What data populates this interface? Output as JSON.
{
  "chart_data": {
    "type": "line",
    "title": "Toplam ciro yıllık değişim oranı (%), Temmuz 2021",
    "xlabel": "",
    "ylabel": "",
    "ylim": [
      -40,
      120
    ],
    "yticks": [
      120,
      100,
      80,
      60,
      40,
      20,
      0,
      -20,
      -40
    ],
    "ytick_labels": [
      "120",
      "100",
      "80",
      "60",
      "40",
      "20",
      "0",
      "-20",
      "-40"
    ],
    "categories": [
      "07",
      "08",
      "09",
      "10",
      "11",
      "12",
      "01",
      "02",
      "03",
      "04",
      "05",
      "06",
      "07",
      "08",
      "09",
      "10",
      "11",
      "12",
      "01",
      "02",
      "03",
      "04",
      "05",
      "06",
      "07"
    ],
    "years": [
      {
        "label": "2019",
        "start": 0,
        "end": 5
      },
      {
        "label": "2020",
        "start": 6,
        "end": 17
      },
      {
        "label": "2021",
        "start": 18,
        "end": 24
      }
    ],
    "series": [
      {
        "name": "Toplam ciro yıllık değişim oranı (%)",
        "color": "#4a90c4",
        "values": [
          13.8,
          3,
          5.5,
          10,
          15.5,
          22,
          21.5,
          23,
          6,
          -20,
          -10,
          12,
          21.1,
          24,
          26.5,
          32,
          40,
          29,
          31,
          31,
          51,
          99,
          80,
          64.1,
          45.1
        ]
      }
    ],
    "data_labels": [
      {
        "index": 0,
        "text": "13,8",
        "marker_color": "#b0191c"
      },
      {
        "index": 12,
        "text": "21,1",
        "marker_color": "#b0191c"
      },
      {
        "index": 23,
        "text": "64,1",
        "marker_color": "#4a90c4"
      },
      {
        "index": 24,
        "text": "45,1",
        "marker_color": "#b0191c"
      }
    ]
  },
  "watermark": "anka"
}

::::::::

WORK REQUIRED — Reproduce all of the entries word for word.

EXERCISE RESULT —
What data populates this interface? Output as JSON.
{
  "chart_data": {
    "type": "line",
    "title": "Toplam ciro yıllık değişim oranı (%), Temmuz 2021",
    "xlabel": "",
    "ylabel": "",
    "ylim": [
      -40,
      120
    ],
    "yticks": [
      120,
      100,
      80,
      60,
      40,
      20,
      0,
      -20,
      -40
    ],
    "ytick_labels": [
      "120",
      "100",
      "80",
      "60",
      "40",
      "20",
      "0",
      "-20",
      "-40"
    ],
    "categories": [
      "07",
      "08",
      "09",
      "10",
      "11",
      "12",
      "01",
      "02",
      "03",
      "04",
      "05",
      "06",
      "07",
      "08",
      "09",
      "10",
      "11",
      "12",
      "01",
      "02",
      "03",
      "04",
      "05",
      "06",
      "07"
    ],
    "years": [
      {
        "label": "2019",
        "start": 0,
        "end": 5
      },
      {
        "label": "2020",
        "start": 6,
        "end": 17
      },
      {
        "label": "2021",
        "start": 18,
        "end": 24
      }
    ],
    "series": [
      {
        "name": "Toplam ciro yıllık değişim oranı (%)",
        "color": "#4a90c4",
        "values": [
          13.8,
          3,
          5.5,
          10,
          15.5,
          22,
          21.5,
          23,
          6,
          -20,
          -10,
          12,
          21.1,
          24,
          26.5,
          32,
          40,
          29,
          31,
          31,
          51,
          99,
          80,
          64.1,
          45.1
        ]
      }
    ],
    "data_labels": [
      {
        "index": 0,
        "text": "13,8",
        "marker_color": "#b0191c"
      },
      {
        "index": 12,
        "text": "21,1",
        "marker_color": "#b0191c"
      },
      {
        "index": 23,
        "text": "64,1",
        "marker_color": "#4a90c4"
      },
      {
        "index": 24,
        "text": "45,1",
        "marker_color": "#b0191c"
      }
    ]
  },
  "watermark": "anka"
}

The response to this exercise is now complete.